◆ Tarefas
A. No texto sobre medicamentos de alto custo, o que é preciso para que o medicamento tenha a cobertura garantida?
B. Transcreva do texto sobre medicamentos de alto custo o trecho que começa nas palavras "Quando o paciente" e termina depois de "expressamente pelo médico.".
C. Dê continuidade ao texto sobre a cobertura de medicamentos de alto custo a partir do ponto em que ele para.

◆ Texto
● ● ●
SUS, Plano e Seguradora de Saúde devem cobrir o medicamento de alto custo.

O consumidor contrata um plano ou seguro saúde, com o objetivo de ter segurança caso surja a necessidade de um tratamento, ou até mesmo a cobertura de atendimento médico integral.

Quando o paciente recebe a indicação de tratamento com um medicamento de alto custo, muitas vezes encontra dificuldade, quando o Sistema Único de Saúde (“SUS”), assim como os planos ou seguros de saúde, negam integral ou parcial ao tratamento medicamentoso indicado expressamente pelo médico.

Medicamento de alto custo é aquele que tem o seu valor na casa das centenas ou até mesmo milhares de reais, muitas vezes indicados para o tratamento de doenças graves como câncer, esclerose múltipla, hepatite C, doença autoimune, entre outras patologias.

A obrigatoriedade de cobertura pelo plano de saúde ou companhias de seguro saúde, ainda é alvo de muita discussão, pois alguns tratamentos não constam no Rol de Procedimentos da ANS (Agência Nacional de Saúde). Para que o medicamento tenha a cobertura garantida, o medicamente tem que constar no Rol da ANS e que a prescrição do médico seja feita nos exatos termos definidos pelas diretrizes de utilização ANS.
● ● ●
◆ Material apresentado

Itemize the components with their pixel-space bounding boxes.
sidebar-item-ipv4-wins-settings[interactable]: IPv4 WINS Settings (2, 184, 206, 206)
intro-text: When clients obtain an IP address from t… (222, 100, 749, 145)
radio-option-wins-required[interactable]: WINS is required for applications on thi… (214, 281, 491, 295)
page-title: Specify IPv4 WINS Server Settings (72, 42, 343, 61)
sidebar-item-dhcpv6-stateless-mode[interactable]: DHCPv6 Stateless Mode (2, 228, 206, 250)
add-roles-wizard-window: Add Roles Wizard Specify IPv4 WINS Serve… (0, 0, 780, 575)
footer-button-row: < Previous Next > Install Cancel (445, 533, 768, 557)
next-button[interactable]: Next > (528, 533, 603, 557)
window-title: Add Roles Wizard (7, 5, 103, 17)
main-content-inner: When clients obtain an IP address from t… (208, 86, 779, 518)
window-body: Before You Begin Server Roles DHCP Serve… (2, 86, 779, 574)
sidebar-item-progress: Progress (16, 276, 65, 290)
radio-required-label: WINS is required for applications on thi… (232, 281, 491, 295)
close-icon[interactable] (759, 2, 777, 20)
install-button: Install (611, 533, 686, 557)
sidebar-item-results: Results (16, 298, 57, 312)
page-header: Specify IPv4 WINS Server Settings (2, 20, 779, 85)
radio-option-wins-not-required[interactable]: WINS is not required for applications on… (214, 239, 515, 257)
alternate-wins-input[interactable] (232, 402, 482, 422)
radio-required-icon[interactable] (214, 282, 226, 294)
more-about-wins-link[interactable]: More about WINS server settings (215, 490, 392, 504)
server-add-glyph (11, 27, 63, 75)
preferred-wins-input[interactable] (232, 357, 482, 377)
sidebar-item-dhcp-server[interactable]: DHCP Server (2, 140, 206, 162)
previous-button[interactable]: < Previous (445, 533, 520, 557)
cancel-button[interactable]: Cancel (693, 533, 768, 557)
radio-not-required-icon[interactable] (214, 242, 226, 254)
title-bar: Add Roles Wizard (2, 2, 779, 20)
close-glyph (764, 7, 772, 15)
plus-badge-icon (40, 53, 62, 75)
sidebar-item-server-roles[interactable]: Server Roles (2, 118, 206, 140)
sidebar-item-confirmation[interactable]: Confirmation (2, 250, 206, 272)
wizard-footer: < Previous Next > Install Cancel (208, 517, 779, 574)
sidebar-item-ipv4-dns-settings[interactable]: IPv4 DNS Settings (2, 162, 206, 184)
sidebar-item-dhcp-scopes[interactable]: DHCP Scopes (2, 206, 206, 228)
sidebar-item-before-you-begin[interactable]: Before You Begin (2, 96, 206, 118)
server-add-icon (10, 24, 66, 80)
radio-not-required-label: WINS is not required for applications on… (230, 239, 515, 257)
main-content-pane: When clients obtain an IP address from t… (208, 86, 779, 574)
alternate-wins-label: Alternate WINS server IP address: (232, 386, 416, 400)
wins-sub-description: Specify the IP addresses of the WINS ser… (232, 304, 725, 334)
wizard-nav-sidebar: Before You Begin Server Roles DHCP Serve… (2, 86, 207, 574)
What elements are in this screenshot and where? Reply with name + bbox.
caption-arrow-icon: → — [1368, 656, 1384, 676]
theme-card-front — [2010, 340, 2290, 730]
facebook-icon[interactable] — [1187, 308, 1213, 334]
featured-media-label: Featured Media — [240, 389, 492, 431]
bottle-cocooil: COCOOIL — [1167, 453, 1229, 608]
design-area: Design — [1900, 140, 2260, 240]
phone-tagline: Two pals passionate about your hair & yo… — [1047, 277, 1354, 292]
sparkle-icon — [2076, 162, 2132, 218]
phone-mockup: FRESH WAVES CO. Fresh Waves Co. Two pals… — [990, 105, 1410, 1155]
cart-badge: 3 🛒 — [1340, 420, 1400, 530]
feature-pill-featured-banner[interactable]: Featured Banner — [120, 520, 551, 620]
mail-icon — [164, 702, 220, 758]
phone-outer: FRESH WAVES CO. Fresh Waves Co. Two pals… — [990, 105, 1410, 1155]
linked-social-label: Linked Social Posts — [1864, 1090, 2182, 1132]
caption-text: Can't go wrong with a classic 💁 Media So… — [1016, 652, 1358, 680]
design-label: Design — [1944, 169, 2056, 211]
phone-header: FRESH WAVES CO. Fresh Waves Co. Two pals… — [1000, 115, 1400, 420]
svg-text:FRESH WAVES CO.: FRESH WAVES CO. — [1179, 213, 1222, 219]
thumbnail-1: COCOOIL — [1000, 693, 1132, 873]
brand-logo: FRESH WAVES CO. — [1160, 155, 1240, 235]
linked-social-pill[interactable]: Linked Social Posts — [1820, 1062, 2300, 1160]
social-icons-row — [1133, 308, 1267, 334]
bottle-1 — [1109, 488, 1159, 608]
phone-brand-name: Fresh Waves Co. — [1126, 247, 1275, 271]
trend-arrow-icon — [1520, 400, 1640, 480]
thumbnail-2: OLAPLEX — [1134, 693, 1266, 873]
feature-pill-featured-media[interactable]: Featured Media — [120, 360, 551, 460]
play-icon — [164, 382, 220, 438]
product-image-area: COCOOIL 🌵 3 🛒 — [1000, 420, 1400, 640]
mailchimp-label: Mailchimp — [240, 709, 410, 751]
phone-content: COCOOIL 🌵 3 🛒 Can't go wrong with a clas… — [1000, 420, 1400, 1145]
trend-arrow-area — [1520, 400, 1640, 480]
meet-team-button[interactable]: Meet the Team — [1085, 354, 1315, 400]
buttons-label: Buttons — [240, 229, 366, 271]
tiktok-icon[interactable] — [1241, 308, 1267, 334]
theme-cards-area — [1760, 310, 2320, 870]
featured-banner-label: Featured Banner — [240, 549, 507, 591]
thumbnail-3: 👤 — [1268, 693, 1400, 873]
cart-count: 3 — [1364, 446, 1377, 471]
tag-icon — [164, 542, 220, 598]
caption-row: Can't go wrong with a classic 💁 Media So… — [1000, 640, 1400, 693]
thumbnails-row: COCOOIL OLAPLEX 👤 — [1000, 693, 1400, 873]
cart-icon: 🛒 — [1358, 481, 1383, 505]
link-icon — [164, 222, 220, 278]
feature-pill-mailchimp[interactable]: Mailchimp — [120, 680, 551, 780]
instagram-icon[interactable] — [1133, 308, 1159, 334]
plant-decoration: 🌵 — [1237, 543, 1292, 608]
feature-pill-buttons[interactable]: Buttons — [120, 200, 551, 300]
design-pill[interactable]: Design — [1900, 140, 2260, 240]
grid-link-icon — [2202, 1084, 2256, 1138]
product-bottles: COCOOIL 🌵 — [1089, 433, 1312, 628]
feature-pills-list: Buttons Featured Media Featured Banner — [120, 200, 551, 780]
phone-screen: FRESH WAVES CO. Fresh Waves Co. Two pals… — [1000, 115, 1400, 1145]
● ● ●
◆ Respostas
A. O medicamento tem que constar no Rol da ANS, e a prescrição do médico precisa ser feita nos exatos termos definidos pelas diretrizes de utilização da ANS.

B.
Quando o paciente recebe a indicação de tratamento com um medicamento de alto custo, muitas vezes encontra dificuldade, quando o Sistema Único de Saúde (“SUS”), assim como os planos ou seguros de saúde, negam integral ou parcial ao tratamento medicamentoso indicado expressamente pelo médico.

C.
Porém, com base na súmula nº 102 (20/02/2013) que informa: “Havendo expressa indicação médica, é abusiva a negativa de cobertura de custeio de tratamento sob o argumento da sua natureza experimental ou por não estar previsto no rol de procedimentos da ANS.”

Muitos pacientes que se encontram nessa situação, recorrem ao Poder Judiciário para conseguir a liberação do medicamento por intermédio do plano ou seguro saúde, através de um pedido de liminar em uma ação judicial.